## The problem
Write every record out again exactly, and keep images out of it.

## Available data
--------

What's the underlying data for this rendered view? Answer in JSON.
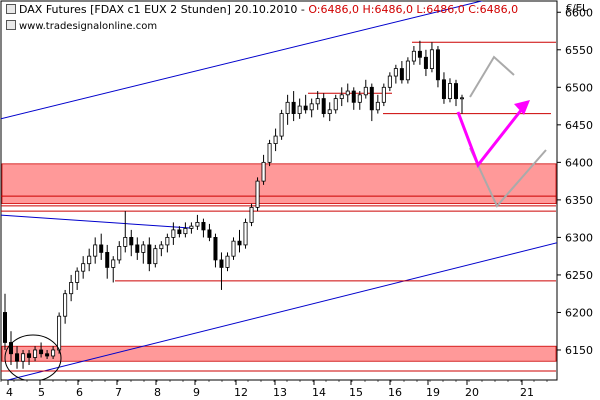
{
  "header": {
    "instrument": "DAX Futures [FDAX c1 EUX  2 Stunden] 20.10.2010 - ",
    "ohlc": "O:6486,0 H:6486,0 L:6486,0 C:6486,0",
    "website": "www.tradesignalonline.com",
    "unit": "€/EL"
  },
  "chart_data": {
    "type": "candlestick",
    "title": "DAX Futures [FDAX c1 EUX  2 Stunden] 20.10.2010",
    "ylim": [
      6110,
      6615
    ],
    "y_ticks": [
      6150,
      6200,
      6250,
      6300,
      6350,
      6400,
      6450,
      6500,
      6550,
      6600
    ],
    "x_tick_labels": [
      "4",
      "5",
      "6",
      "7",
      "8",
      "9",
      "12",
      "13",
      "14",
      "15",
      "16",
      "19",
      "20",
      "21"
    ],
    "candles": [
      [
        6200,
        6225,
        6150,
        6160
      ],
      [
        6160,
        6175,
        6130,
        6145
      ],
      [
        6145,
        6155,
        6125,
        6135
      ],
      [
        6135,
        6150,
        6125,
        6145
      ],
      [
        6145,
        6150,
        6130,
        6140
      ],
      [
        6140,
        6155,
        6135,
        6150
      ],
      [
        6150,
        6160,
        6140,
        6145
      ],
      [
        6145,
        6150,
        6138,
        6142
      ],
      [
        6142,
        6155,
        6138,
        6150
      ],
      [
        6150,
        6200,
        6145,
        6195
      ],
      [
        6195,
        6230,
        6185,
        6225
      ],
      [
        6225,
        6250,
        6215,
        6240
      ],
      [
        6240,
        6260,
        6230,
        6255
      ],
      [
        6255,
        6275,
        6245,
        6265
      ],
      [
        6265,
        6285,
        6255,
        6275
      ],
      [
        6275,
        6300,
        6265,
        6290
      ],
      [
        6290,
        6305,
        6270,
        6280
      ],
      [
        6280,
        6290,
        6245,
        6260
      ],
      [
        6260,
        6275,
        6240,
        6270
      ],
      [
        6270,
        6295,
        6265,
        6288
      ],
      [
        6288,
        6335,
        6280,
        6300
      ],
      [
        6300,
        6310,
        6275,
        6290
      ],
      [
        6290,
        6300,
        6270,
        6280
      ],
      [
        6280,
        6295,
        6265,
        6290
      ],
      [
        6290,
        6300,
        6255,
        6265
      ],
      [
        6265,
        6290,
        6260,
        6285
      ],
      [
        6285,
        6295,
        6275,
        6290
      ],
      [
        6290,
        6305,
        6280,
        6300
      ],
      [
        6300,
        6320,
        6290,
        6310
      ],
      [
        6310,
        6315,
        6300,
        6305
      ],
      [
        6305,
        6320,
        6300,
        6312
      ],
      [
        6312,
        6320,
        6305,
        6315
      ],
      [
        6315,
        6330,
        6310,
        6320
      ],
      [
        6320,
        6325,
        6300,
        6310
      ],
      [
        6310,
        6318,
        6295,
        6300
      ],
      [
        6300,
        6305,
        6260,
        6270
      ],
      [
        6270,
        6280,
        6230,
        6260
      ],
      [
        6260,
        6280,
        6255,
        6275
      ],
      [
        6275,
        6300,
        6270,
        6295
      ],
      [
        6295,
        6310,
        6280,
        6290
      ],
      [
        6290,
        6325,
        6285,
        6320
      ],
      [
        6320,
        6345,
        6315,
        6340
      ],
      [
        6340,
        6380,
        6335,
        6375
      ],
      [
        6375,
        6410,
        6370,
        6400
      ],
      [
        6400,
        6430,
        6395,
        6425
      ],
      [
        6425,
        6445,
        6415,
        6435
      ],
      [
        6435,
        6470,
        6430,
        6465
      ],
      [
        6465,
        6490,
        6450,
        6480
      ],
      [
        6480,
        6495,
        6455,
        6465
      ],
      [
        6465,
        6485,
        6458,
        6475
      ],
      [
        6475,
        6490,
        6465,
        6470
      ],
      [
        6470,
        6485,
        6460,
        6478
      ],
      [
        6478,
        6495,
        6470,
        6485
      ],
      [
        6485,
        6492,
        6460,
        6465
      ],
      [
        6465,
        6480,
        6455,
        6470
      ],
      [
        6470,
        6490,
        6465,
        6485
      ],
      [
        6485,
        6500,
        6475,
        6490
      ],
      [
        6490,
        6505,
        6480,
        6495
      ],
      [
        6495,
        6500,
        6470,
        6480
      ],
      [
        6480,
        6495,
        6470,
        6490
      ],
      [
        6490,
        6510,
        6485,
        6500
      ],
      [
        6500,
        6505,
        6455,
        6470
      ],
      [
        6470,
        6490,
        6465,
        6480
      ],
      [
        6480,
        6505,
        6475,
        6500
      ],
      [
        6500,
        6520,
        6495,
        6515
      ],
      [
        6515,
        6530,
        6505,
        6525
      ],
      [
        6525,
        6535,
        6505,
        6510
      ],
      [
        6510,
        6540,
        6505,
        6535
      ],
      [
        6535,
        6555,
        6530,
        6548
      ],
      [
        6548,
        6562,
        6530,
        6540
      ],
      [
        6540,
        6550,
        6515,
        6525
      ],
      [
        6525,
        6560,
        6520,
        6550
      ],
      [
        6550,
        6555,
        6500,
        6510
      ],
      [
        6510,
        6520,
        6478,
        6485
      ],
      [
        6485,
        6512,
        6480,
        6505
      ],
      [
        6505,
        6510,
        6475,
        6485
      ],
      [
        6485,
        6490,
        6465,
        6486
      ]
    ],
    "horizontal_lines": [
      6560,
      6492,
      6465,
      6355,
      6342,
      6335,
      6242,
      6122
    ],
    "zones": [
      [
        6345,
        6398
      ],
      [
        6135,
        6155
      ]
    ],
    "zone_color": "#ff9999",
    "support_line_color": "#cc0000",
    "trendline_color": "#0000cc",
    "projection_color": "#ff00ff",
    "scenario_color": "#aaaaaa",
    "candle_up_color": "#ffffff",
    "candle_down_color": "#000000"
  }
}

--------

## The response
What's the underlying data for this rendered view? Answer in JSON.
{
  "header": {
    "instrument": "DAX Futures [FDAX c1 EUX  2 Stunden] 20.10.2010 - ",
    "ohlc": "O:6486,0 H:6486,0 L:6486,0 C:6486,0",
    "website": "www.tradesignalonline.com",
    "unit": "€/EL"
  },
  "chart_data": {
    "type": "candlestick",
    "title": "DAX Futures [FDAX c1 EUX  2 Stunden] 20.10.2010",
    "ylim": [
      6110,
      6615
    ],
    "y_ticks": [
      6150,
      6200,
      6250,
      6300,
      6350,
      6400,
      6450,
      6500,
      6550,
      6600
    ],
    "x_tick_labels": [
      "4",
      "5",
      "6",
      "7",
      "8",
      "9",
      "12",
      "13",
      "14",
      "15",
      "16",
      "19",
      "20",
      "21"
    ],
    "candles": [
      [
        6200,
        6225,
        6150,
        6160
      ],
      [
        6160,
        6175,
        6130,
        6145
      ],
      [
        6145,
        6155,
        6125,
        6135
      ],
      [
        6135,
        6150,
        6125,
        6145
      ],
      [
        6145,
        6150,
        6130,
        6140
      ],
      [
        6140,
        6155,
        6135,
        6150
      ],
      [
        6150,
        6160,
        6140,
        6145
      ],
      [
        6145,
        6150,
        6138,
        6142
      ],
      [
        6142,
        6155,
        6138,
        6150
      ],
      [
        6150,
        6200,
        6145,
        6195
      ],
      [
        6195,
        6230,
        6185,
        6225
      ],
      [
        6225,
        6250,
        6215,
        6240
      ],
      [
        6240,
        6260,
        6230,
        6255
      ],
      [
        6255,
        6275,
        6245,
        6265
      ],
      [
        6265,
        6285,
        6255,
        6275
      ],
      [
        6275,
        6300,
        6265,
        6290
      ],
      [
        6290,
        6305,
        6270,
        6280
      ],
      [
        6280,
        6290,
        6245,
        6260
      ],
      [
        6260,
        6275,
        6240,
        6270
      ],
      [
        6270,
        6295,
        6265,
        6288
      ],
      [
        6288,
        6335,
        6280,
        6300
      ],
      [
        6300,
        6310,
        6275,
        6290
      ],
      [
        6290,
        6300,
        6270,
        6280
      ],
      [
        6280,
        6295,
        6265,
        6290
      ],
      [
        6290,
        6300,
        6255,
        6265
      ],
      [
        6265,
        6290,
        6260,
        6285
      ],
      [
        6285,
        6295,
        6275,
        6290
      ],
      [
        6290,
        6305,
        6280,
        6300
      ],
      [
        6300,
        6320,
        6290,
        6310
      ],
      [
        6310,
        6315,
        6300,
        6305
      ],
      [
        6305,
        6320,
        6300,
        6312
      ],
      [
        6312,
        6320,
        6305,
        6315
      ],
      [
        6315,
        6330,
        6310,
        6320
      ],
      [
        6320,
        6325,
        6300,
        6310
      ],
      [
        6310,
        6318,
        6295,
        6300
      ],
      [
        6300,
        6305,
        6260,
        6270
      ],
      [
        6270,
        6280,
        6230,
        6260
      ],
      [
        6260,
        6280,
        6255,
        6275
      ],
      [
        6275,
        6300,
        6270,
        6295
      ],
      [
        6295,
        6310,
        6280,
        6290
      ],
      [
        6290,
        6325,
        6285,
        6320
      ],
      [
        6320,
        6345,
        6315,
        6340
      ],
      [
        6340,
        6380,
        6335,
        6375
      ],
      [
        6375,
        6410,
        6370,
        6400
      ],
      [
        6400,
        6430,
        6395,
        6425
      ],
      [
        6425,
        6445,
        6415,
        6435
      ],
      [
        6435,
        6470,
        6430,
        6465
      ],
      [
        6465,
        6490,
        6450,
        6480
      ],
      [
        6480,
        6495,
        6455,
        6465
      ],
      [
        6465,
        6485,
        6458,
        6475
      ],
      [
        6475,
        6490,
        6465,
        6470
      ],
      [
        6470,
        6485,
        6460,
        6478
      ],
      [
        6478,
        6495,
        6470,
        6485
      ],
      [
        6485,
        6492,
        6460,
        6465
      ],
      [
        6465,
        6480,
        6455,
        6470
      ],
      [
        6470,
        6490,
        6465,
        6485
      ],
      [
        6485,
        6500,
        6475,
        6490
      ],
      [
        6490,
        6505,
        6480,
        6495
      ],
      [
        6495,
        6500,
        6470,
        6480
      ],
      [
        6480,
        6495,
        6470,
        6490
      ],
      [
        6490,
        6510,
        6485,
        6500
      ],
      [
        6500,
        6505,
        6455,
        6470
      ],
      [
        6470,
        6490,
        6465,
        6480
      ],
      [
        6480,
        6505,
        6475,
        6500
      ],
      [
        6500,
        6520,
        6495,
        6515
      ],
      [
        6515,
        6530,
        6505,
        6525
      ],
      [
        6525,
        6535,
        6505,
        6510
      ],
      [
        6510,
        6540,
        6505,
        6535
      ],
      [
        6535,
        6555,
        6530,
        6548
      ],
      [
        6548,
        6562,
        6530,
        6540
      ],
      [
        6540,
        6550,
        6515,
        6525
      ],
      [
        6525,
        6560,
        6520,
        6550
      ],
      [
        6550,
        6555,
        6500,
        6510
      ],
      [
        6510,
        6520,
        6478,
        6485
      ],
      [
        6485,
        6512,
        6480,
        6505
      ],
      [
        6505,
        6510,
        6475,
        6485
      ],
      [
        6485,
        6490,
        6465,
        6486
      ]
    ],
    "horizontal_lines": [
      6560,
      6492,
      6465,
      6355,
      6342,
      6335,
      6242,
      6122
    ],
    "zones": [
      [
        6345,
        6398
      ],
      [
        6135,
        6155
      ]
    ],
    "zone_color": "#ff9999",
    "support_line_color": "#cc0000",
    "trendline_color": "#0000cc",
    "projection_color": "#ff00ff",
    "scenario_color": "#aaaaaa",
    "candle_up_color": "#ffffff",
    "candle_down_color": "#000000"
  }
}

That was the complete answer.